[Start]

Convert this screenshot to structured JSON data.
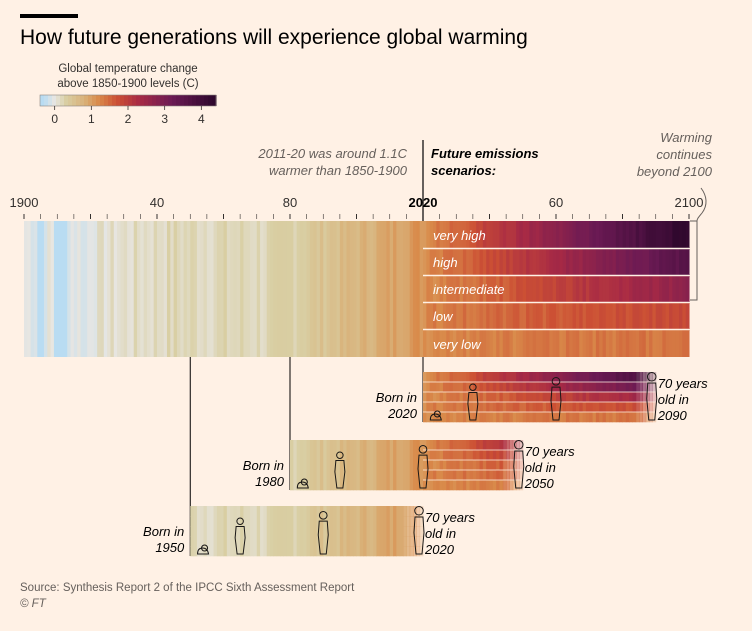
{
  "title": "How future generations will experience global warming",
  "legend": {
    "title_line1": "Global temperature change",
    "title_line2": "above 1850-1900 levels (C)",
    "ticks": [
      "0",
      "1",
      "2",
      "3",
      "4"
    ],
    "colors": [
      "#b9dcf2",
      "#e8e6e2",
      "#d9cfa4",
      "#d9b27a",
      "#d98a4a",
      "#cc5034",
      "#a82a45",
      "#6b1a54",
      "#30082e"
    ]
  },
  "annotations": {
    "past_note_line1": "2011-20 was around 1.1C",
    "past_note_line2": "warmer than 1850-1900",
    "future_label_line1": "Future emissions",
    "future_label_line2": "scenarios:",
    "warming_line1": "Warming",
    "warming_line2": "continues",
    "warming_line3": "beyond 2100"
  },
  "chart_data": {
    "type": "heatmap",
    "title": "How future generations will experience global warming",
    "unit": "temperature change above 1850-1900 levels (C)",
    "x_axis": {
      "range": [
        1900,
        2100
      ],
      "ticks": [
        {
          "year": 1900,
          "label": "1900"
        },
        {
          "year": 1940,
          "label": "40"
        },
        {
          "year": 1980,
          "label": "80"
        },
        {
          "year": 2020,
          "label": "2020"
        },
        {
          "year": 2060,
          "label": "60"
        },
        {
          "year": 2100,
          "label": "2100"
        }
      ]
    },
    "historical": {
      "start": 1900,
      "end": 2020,
      "value_2011_2020": 1.1
    },
    "scenarios": [
      {
        "name": "very high",
        "warming_2100": 4.4
      },
      {
        "name": "high",
        "warming_2100": 3.6
      },
      {
        "name": "intermediate",
        "warming_2100": 2.7
      },
      {
        "name": "low",
        "warming_2100": 1.8
      },
      {
        "name": "very low",
        "warming_2100": 1.4
      }
    ],
    "generations": [
      {
        "birth_year": 1950,
        "born_line1": "Born in",
        "born_line2": "1950",
        "end_year": 2020,
        "end_line1": "70 years",
        "end_line2": "old in",
        "end_line3": "2020"
      },
      {
        "birth_year": 1980,
        "born_line1": "Born in",
        "born_line2": "1980",
        "end_year": 2050,
        "end_line1": "70 years",
        "end_line2": "old in",
        "end_line3": "2050"
      },
      {
        "birth_year": 2020,
        "born_line1": "Born in",
        "born_line2": "2020",
        "end_year": 2090,
        "end_line1": "70 years",
        "end_line2": "old in",
        "end_line3": "2090"
      }
    ]
  },
  "source": "Source: Synthesis Report 2 of the IPCC Sixth Assessment Report",
  "copyright": "© FT"
}
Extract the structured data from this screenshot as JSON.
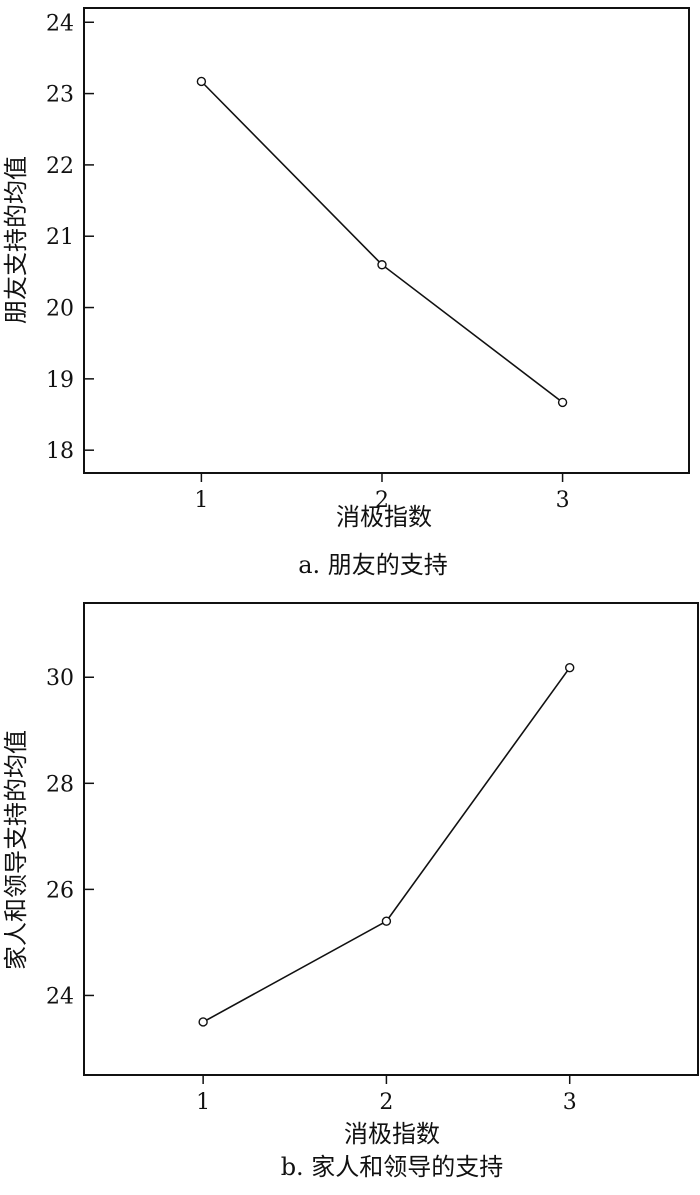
{
  "chart_data": [
    {
      "type": "line",
      "x": [
        1,
        2,
        3
      ],
      "series": [
        {
          "values": [
            23.17,
            20.6,
            18.67
          ]
        }
      ],
      "xlabel": "消极指数",
      "ylabel": "朋友支持的均值",
      "caption": "a. 朋友的支持",
      "xticks": [
        "1",
        "2",
        "3"
      ],
      "yticks": [
        "18",
        "19",
        "20",
        "21",
        "22",
        "23",
        "24"
      ],
      "xlim": [
        0.35,
        3.7
      ],
      "ylim": [
        17.68,
        24.2
      ],
      "grid": false
    },
    {
      "type": "line",
      "x": [
        1,
        2,
        3
      ],
      "series": [
        {
          "values": [
            23.5,
            25.4,
            30.18
          ]
        }
      ],
      "xlabel": "消极指数",
      "ylabel": "家人和领导支持的均值",
      "caption": "b. 家人和领导的支持",
      "xticks": [
        "1",
        "2",
        "3"
      ],
      "yticks": [
        "24",
        "26",
        "28",
        "30"
      ],
      "xlim": [
        0.35,
        3.7
      ],
      "ylim": [
        22.5,
        31.4
      ],
      "grid": false
    }
  ]
}
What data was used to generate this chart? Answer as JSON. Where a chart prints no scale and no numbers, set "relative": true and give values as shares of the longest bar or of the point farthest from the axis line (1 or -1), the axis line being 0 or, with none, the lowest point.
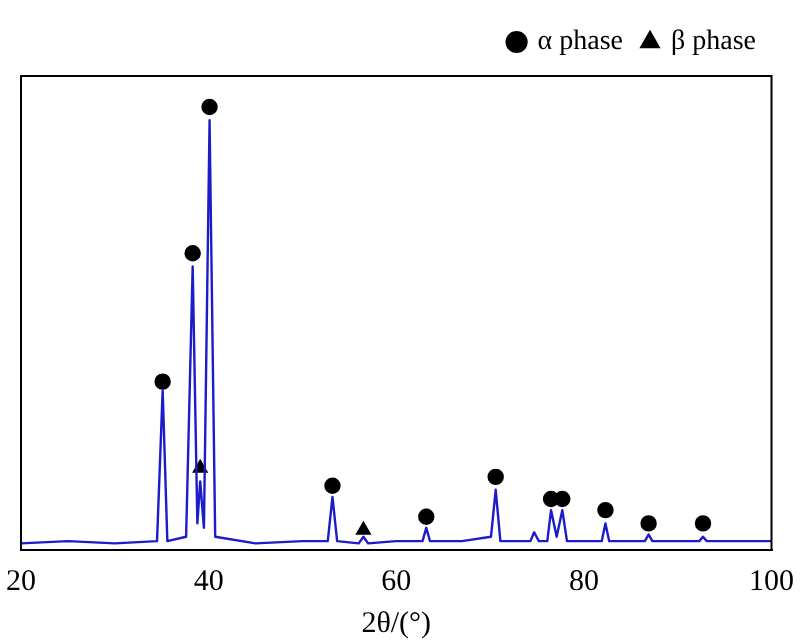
{
  "chart_data": {
    "type": "line",
    "xlabel": "2θ/(°)",
    "relative": true,
    "xlim": [
      20,
      100
    ],
    "xticks": [
      20,
      40,
      60,
      80,
      100
    ],
    "tick_labels": "x",
    "grid": false,
    "legend": "top right",
    "marker": "none",
    "series": [
      {
        "color": "#1c1cc8",
        "x": [
          20,
          25,
          30,
          34.5,
          35.1,
          35.6,
          37.6,
          38.3,
          38.8,
          39.1,
          39.5,
          40.1,
          40.7,
          45,
          50,
          52.7,
          53.2,
          53.7,
          56,
          56.5,
          57,
          60,
          62.8,
          63.2,
          63.6,
          67,
          70.1,
          70.6,
          71.1,
          74.3,
          74.7,
          75.2,
          76.1,
          76.5,
          77.1,
          77.7,
          78.2,
          81.9,
          82.3,
          82.7,
          86.5,
          86.9,
          87.3,
          92.3,
          92.7,
          93.1,
          100
        ],
        "values": [
          0.015,
          0.02,
          0.015,
          0.02,
          0.36,
          0.02,
          0.03,
          0.64,
          0.06,
          0.155,
          0.05,
          0.97,
          0.03,
          0.015,
          0.02,
          0.02,
          0.12,
          0.02,
          0.015,
          0.03,
          0.015,
          0.02,
          0.02,
          0.05,
          0.02,
          0.02,
          0.03,
          0.136,
          0.02,
          0.02,
          0.04,
          0.02,
          0.02,
          0.09,
          0.03,
          0.09,
          0.02,
          0.02,
          0.06,
          0.02,
          0.02,
          0.035,
          0.02,
          0.02,
          0.03,
          0.02,
          0.02
        ]
      },
      {
        "type": "scatter",
        "name": "α phase",
        "color": "#000000",
        "marker": "circle",
        "x": [
          35.1,
          38.3,
          40.1,
          53.2,
          63.2,
          70.6,
          76.5,
          77.7,
          82.3,
          86.9,
          92.7
        ],
        "values": [
          0.38,
          0.67,
          1.0,
          0.145,
          0.075,
          0.165,
          0.115,
          0.115,
          0.09,
          0.06,
          0.06
        ]
      },
      {
        "type": "scatter",
        "name": "β phase",
        "color": "#000000",
        "marker": "triangle",
        "x": [
          39.1,
          56.5
        ],
        "values": [
          0.185,
          0.045
        ]
      }
    ]
  }
}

[End]

▶ [Work to do]: Copy out the entries verbatim and leave the images out.

▶ [Output of the task]:
Convert this screenshot to structured JSON data.
{
  "title": "How future generations will experience global warming",
  "legend": {
    "title_line1": "Global temperature change",
    "title_line2": "above 1850-1900 levels (C)",
    "ticks": [
      "0",
      "1",
      "2",
      "3",
      "4"
    ],
    "colors": [
      "#b9dcf2",
      "#e8e6e2",
      "#d9cfa4",
      "#d9b27a",
      "#d98a4a",
      "#cc5034",
      "#a82a45",
      "#6b1a54",
      "#30082e"
    ]
  },
  "annotations": {
    "past_note_line1": "2011-20 was around 1.1C",
    "past_note_line2": "warmer than 1850-1900",
    "future_label_line1": "Future emissions",
    "future_label_line2": "scenarios:",
    "warming_line1": "Warming",
    "warming_line2": "continues",
    "warming_line3": "beyond 2100"
  },
  "chart_data": {
    "type": "heatmap",
    "title": "How future generations will experience global warming",
    "unit": "temperature change above 1850-1900 levels (C)",
    "x_axis": {
      "range": [
        1900,
        2100
      ],
      "ticks": [
        {
          "year": 1900,
          "label": "1900"
        },
        {
          "year": 1940,
          "label": "40"
        },
        {
          "year": 1980,
          "label": "80"
        },
        {
          "year": 2020,
          "label": "2020"
        },
        {
          "year": 2060,
          "label": "60"
        },
        {
          "year": 2100,
          "label": "2100"
        }
      ]
    },
    "historical": {
      "start": 1900,
      "end": 2020,
      "value_2011_2020": 1.1
    },
    "scenarios": [
      {
        "name": "very high",
        "warming_2100": 4.4
      },
      {
        "name": "high",
        "warming_2100": 3.6
      },
      {
        "name": "intermediate",
        "warming_2100": 2.7
      },
      {
        "name": "low",
        "warming_2100": 1.8
      },
      {
        "name": "very low",
        "warming_2100": 1.4
      }
    ],
    "generations": [
      {
        "birth_year": 1950,
        "born_line1": "Born in",
        "born_line2": "1950",
        "end_year": 2020,
        "end_line1": "70 years",
        "end_line2": "old in",
        "end_line3": "2020"
      },
      {
        "birth_year": 1980,
        "born_line1": "Born in",
        "born_line2": "1980",
        "end_year": 2050,
        "end_line1": "70 years",
        "end_line2": "old in",
        "end_line3": "2050"
      },
      {
        "birth_year": 2020,
        "born_line1": "Born in",
        "born_line2": "2020",
        "end_year": 2090,
        "end_line1": "70 years",
        "end_line2": "old in",
        "end_line3": "2090"
      }
    ]
  },
  "source": "Source: Synthesis Report 2 of the IPCC Sixth Assessment Report",
  "copyright": "© FT"
}
Extract the structured data from this screenshot as JSON.
{
  "chart_data": [
    {
      "type": "line",
      "x": [
        1,
        2,
        3
      ],
      "series": [
        {
          "values": [
            23.17,
            20.6,
            18.67
          ]
        }
      ],
      "xlabel": "消极指数",
      "ylabel": "朋友支持的均值",
      "caption": "a. 朋友的支持",
      "xticks": [
        "1",
        "2",
        "3"
      ],
      "yticks": [
        "18",
        "19",
        "20",
        "21",
        "22",
        "23",
        "24"
      ],
      "xlim": [
        0.35,
        3.7
      ],
      "ylim": [
        17.68,
        24.2
      ],
      "grid": false
    },
    {
      "type": "line",
      "x": [
        1,
        2,
        3
      ],
      "series": [
        {
          "values": [
            23.5,
            25.4,
            30.18
          ]
        }
      ],
      "xlabel": "消极指数",
      "ylabel": "家人和领导支持的均值",
      "caption": "b. 家人和领导的支持",
      "xticks": [
        "1",
        "2",
        "3"
      ],
      "yticks": [
        "24",
        "26",
        "28",
        "30"
      ],
      "xlim": [
        0.35,
        3.7
      ],
      "ylim": [
        22.5,
        31.4
      ],
      "grid": false
    }
  ]
}
What data was used to generate this chart? Answer as JSON. Where a chart prints no scale and no numbers, set "relative": true and give values as shares of the longest bar or of the point farthest from the axis line (1 or -1), the axis line being 0 or, with none, the lowest point.
{
  "chart_data": {
    "type": "line",
    "xlabel": "2θ/(°)",
    "relative": true,
    "xlim": [
      20,
      100
    ],
    "xticks": [
      20,
      40,
      60,
      80,
      100
    ],
    "tick_labels": "x",
    "grid": false,
    "legend": "top right",
    "marker": "none",
    "series": [
      {
        "color": "#1c1cc8",
        "x": [
          20,
          25,
          30,
          34.5,
          35.1,
          35.6,
          37.6,
          38.3,
          38.8,
          39.1,
          39.5,
          40.1,
          40.7,
          45,
          50,
          52.7,
          53.2,
          53.7,
          56,
          56.5,
          57,
          60,
          62.8,
          63.2,
          63.6,
          67,
          70.1,
          70.6,
          71.1,
          74.3,
          74.7,
          75.2,
          76.1,
          76.5,
          77.1,
          77.7,
          78.2,
          81.9,
          82.3,
          82.7,
          86.5,
          86.9,
          87.3,
          92.3,
          92.7,
          93.1,
          100
        ],
        "values": [
          0.015,
          0.02,
          0.015,
          0.02,
          0.36,
          0.02,
          0.03,
          0.64,
          0.06,
          0.155,
          0.05,
          0.97,
          0.03,
          0.015,
          0.02,
          0.02,
          0.12,
          0.02,
          0.015,
          0.03,
          0.015,
          0.02,
          0.02,
          0.05,
          0.02,
          0.02,
          0.03,
          0.136,
          0.02,
          0.02,
          0.04,
          0.02,
          0.02,
          0.09,
          0.03,
          0.09,
          0.02,
          0.02,
          0.06,
          0.02,
          0.02,
          0.035,
          0.02,
          0.02,
          0.03,
          0.02,
          0.02
        ]
      },
      {
        "type": "scatter",
        "name": "α phase",
        "color": "#000000",
        "marker": "circle",
        "x": [
          35.1,
          38.3,
          40.1,
          53.2,
          63.2,
          70.6,
          76.5,
          77.7,
          82.3,
          86.9,
          92.7
        ],
        "values": [
          0.38,
          0.67,
          1.0,
          0.145,
          0.075,
          0.165,
          0.115,
          0.115,
          0.09,
          0.06,
          0.06
        ]
      },
      {
        "type": "scatter",
        "name": "β phase",
        "color": "#000000",
        "marker": "triangle",
        "x": [
          39.1,
          56.5
        ],
        "values": [
          0.185,
          0.045
        ]
      }
    ]
  }
}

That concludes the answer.